Read the data below. Every line holding the string "Michael" must be copied.

Dataset rows of page text:
=== Begin Enclosure ===

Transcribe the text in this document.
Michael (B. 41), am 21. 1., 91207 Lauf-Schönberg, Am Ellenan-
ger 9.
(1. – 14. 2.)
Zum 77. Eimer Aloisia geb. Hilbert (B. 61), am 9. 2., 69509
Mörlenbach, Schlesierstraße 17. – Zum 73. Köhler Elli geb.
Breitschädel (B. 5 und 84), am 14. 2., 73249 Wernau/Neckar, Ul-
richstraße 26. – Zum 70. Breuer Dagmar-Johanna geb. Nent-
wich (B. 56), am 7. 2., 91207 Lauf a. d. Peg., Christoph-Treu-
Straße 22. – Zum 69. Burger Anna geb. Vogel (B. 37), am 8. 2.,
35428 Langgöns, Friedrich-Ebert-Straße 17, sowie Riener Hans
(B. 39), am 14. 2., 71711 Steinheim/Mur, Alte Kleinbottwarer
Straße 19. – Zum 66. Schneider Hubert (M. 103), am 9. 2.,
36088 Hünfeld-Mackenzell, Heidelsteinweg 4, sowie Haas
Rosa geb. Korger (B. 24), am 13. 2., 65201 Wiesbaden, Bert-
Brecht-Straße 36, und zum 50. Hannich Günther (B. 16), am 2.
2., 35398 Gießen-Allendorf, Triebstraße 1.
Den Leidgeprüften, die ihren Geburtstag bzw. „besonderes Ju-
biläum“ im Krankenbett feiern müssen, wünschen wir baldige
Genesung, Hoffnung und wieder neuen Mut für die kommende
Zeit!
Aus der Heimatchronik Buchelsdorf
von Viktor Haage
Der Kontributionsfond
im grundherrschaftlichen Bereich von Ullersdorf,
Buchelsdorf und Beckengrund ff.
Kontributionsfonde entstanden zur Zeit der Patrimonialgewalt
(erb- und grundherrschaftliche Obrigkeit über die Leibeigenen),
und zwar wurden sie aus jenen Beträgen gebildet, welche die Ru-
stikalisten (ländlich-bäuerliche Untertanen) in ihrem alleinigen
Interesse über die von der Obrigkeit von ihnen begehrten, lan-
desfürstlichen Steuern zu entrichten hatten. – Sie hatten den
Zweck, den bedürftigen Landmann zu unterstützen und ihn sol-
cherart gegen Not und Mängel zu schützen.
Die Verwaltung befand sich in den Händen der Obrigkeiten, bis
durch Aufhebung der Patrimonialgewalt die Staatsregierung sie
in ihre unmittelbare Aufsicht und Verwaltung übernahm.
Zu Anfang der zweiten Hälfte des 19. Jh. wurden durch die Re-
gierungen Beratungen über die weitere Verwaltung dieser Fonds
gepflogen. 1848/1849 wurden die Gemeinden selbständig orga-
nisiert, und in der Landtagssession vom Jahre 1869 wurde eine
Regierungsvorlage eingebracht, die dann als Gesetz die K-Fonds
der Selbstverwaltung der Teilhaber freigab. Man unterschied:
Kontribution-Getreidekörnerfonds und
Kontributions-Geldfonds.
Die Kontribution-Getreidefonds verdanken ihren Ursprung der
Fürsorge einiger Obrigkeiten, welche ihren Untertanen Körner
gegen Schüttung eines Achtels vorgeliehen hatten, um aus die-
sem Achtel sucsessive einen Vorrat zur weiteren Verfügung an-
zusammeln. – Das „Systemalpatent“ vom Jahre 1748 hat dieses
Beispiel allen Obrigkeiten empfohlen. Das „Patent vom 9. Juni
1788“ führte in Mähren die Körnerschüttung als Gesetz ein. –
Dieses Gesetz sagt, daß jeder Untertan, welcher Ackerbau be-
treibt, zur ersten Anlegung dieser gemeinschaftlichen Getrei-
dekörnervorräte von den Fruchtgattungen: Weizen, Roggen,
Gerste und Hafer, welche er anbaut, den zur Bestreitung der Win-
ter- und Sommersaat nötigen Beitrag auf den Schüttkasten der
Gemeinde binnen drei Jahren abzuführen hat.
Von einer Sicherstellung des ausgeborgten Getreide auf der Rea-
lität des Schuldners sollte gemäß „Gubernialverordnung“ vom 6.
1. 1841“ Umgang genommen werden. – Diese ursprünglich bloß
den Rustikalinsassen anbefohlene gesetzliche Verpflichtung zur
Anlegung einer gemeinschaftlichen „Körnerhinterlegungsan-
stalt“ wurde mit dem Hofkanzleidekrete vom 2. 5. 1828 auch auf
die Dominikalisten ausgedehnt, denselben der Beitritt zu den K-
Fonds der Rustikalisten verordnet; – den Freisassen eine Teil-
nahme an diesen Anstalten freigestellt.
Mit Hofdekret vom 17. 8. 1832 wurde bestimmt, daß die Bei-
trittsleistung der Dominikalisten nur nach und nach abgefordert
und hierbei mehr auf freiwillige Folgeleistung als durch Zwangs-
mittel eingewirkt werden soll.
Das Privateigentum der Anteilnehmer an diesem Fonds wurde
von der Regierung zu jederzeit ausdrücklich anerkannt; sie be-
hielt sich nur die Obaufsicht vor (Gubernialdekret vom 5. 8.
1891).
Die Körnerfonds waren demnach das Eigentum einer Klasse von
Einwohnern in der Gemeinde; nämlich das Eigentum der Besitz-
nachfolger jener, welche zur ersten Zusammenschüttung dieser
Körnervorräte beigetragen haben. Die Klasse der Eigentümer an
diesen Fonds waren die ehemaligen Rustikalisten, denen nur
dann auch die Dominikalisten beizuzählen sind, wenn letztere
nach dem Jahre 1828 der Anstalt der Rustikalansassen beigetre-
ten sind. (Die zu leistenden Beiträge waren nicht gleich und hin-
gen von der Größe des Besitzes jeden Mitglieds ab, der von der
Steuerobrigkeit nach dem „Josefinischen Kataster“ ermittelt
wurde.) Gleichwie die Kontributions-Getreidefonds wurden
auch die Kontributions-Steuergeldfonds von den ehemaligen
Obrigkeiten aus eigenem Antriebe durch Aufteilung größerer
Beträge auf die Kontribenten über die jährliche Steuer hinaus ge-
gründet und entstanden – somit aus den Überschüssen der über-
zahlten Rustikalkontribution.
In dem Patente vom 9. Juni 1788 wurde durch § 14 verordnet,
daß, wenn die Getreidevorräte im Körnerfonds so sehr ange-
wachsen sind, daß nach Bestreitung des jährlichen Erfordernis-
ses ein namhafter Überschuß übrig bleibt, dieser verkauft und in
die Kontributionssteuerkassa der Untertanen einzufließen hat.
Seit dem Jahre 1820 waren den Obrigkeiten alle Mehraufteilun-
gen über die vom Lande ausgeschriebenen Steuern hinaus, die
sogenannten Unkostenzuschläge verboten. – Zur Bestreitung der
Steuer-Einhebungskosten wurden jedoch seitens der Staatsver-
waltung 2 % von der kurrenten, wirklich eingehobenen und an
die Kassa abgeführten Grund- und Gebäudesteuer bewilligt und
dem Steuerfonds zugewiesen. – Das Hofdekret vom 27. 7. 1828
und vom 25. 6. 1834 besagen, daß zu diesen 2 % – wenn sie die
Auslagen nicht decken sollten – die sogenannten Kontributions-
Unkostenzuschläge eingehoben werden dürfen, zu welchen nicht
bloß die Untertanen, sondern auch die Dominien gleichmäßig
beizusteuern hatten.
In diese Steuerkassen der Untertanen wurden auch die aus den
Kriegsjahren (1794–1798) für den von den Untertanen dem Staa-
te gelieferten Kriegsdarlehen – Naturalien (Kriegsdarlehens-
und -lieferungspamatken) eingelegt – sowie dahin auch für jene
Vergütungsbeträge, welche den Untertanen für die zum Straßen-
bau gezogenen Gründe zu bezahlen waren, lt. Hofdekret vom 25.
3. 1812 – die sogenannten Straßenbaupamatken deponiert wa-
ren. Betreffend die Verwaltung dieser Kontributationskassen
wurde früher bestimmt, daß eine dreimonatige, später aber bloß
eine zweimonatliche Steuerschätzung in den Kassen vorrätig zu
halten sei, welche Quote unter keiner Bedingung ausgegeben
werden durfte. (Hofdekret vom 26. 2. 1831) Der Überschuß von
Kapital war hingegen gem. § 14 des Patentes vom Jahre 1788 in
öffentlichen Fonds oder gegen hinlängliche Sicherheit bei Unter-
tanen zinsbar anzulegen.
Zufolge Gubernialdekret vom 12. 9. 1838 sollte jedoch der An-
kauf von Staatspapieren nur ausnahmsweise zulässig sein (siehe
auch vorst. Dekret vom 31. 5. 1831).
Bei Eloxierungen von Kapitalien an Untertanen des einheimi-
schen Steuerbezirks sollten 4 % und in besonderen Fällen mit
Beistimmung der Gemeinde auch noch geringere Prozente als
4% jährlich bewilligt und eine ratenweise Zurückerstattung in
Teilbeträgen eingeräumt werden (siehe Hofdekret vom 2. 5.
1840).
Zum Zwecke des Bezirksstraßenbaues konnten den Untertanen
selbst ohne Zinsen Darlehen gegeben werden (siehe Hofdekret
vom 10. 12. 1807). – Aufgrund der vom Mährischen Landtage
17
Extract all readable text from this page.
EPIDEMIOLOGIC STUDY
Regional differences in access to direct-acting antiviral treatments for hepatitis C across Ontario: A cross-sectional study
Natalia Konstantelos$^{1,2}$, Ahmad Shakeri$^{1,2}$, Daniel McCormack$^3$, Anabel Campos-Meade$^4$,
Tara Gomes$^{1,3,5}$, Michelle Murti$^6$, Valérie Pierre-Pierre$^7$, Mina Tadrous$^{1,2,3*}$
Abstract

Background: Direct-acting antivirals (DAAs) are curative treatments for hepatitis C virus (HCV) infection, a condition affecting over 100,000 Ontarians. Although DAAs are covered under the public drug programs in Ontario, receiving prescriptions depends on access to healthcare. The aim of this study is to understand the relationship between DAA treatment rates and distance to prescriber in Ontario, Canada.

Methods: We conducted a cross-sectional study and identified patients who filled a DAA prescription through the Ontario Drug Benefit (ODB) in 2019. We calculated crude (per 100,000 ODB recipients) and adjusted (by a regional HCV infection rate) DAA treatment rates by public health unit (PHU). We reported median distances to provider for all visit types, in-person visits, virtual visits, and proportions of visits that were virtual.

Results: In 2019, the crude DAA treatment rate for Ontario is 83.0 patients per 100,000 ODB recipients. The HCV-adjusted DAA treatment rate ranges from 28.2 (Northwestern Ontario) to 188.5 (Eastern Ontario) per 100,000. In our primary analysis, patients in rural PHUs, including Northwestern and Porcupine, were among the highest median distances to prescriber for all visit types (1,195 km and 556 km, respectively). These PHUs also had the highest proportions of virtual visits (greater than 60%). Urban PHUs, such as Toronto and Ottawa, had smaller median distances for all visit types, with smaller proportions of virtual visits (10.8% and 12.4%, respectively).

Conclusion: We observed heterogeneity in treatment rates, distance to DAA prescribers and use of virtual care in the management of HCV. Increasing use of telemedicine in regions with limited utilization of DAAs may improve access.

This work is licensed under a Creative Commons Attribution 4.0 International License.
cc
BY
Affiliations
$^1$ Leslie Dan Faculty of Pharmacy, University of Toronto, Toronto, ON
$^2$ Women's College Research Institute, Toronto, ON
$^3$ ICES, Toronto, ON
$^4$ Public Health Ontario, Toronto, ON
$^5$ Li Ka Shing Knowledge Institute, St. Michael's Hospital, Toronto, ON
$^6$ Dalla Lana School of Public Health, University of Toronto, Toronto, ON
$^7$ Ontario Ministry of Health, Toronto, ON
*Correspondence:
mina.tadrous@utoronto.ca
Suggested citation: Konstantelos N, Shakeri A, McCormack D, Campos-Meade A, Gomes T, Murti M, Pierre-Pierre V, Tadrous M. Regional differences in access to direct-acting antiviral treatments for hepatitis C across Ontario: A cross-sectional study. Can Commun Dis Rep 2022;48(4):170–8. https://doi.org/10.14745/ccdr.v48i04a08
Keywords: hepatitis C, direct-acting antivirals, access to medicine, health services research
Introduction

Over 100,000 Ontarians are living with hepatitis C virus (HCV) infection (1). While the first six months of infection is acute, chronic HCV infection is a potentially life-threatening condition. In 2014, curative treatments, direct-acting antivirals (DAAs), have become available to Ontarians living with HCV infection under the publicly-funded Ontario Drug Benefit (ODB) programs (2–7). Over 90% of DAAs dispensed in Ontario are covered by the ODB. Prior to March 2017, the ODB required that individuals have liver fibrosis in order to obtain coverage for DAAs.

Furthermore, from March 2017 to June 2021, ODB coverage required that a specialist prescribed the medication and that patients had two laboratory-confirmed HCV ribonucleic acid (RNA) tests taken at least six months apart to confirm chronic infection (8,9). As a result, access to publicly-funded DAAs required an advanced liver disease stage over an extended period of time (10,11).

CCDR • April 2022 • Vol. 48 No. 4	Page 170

=== End Enclosure ===

◆ Response:
Michael (B. 41), am 21. 1., 91207 Lauf-Schönberg, Am Ellenan-
$^5$ Li Ka Shing Knowledge Institute, St. Michael's Hospital, Toronto, ON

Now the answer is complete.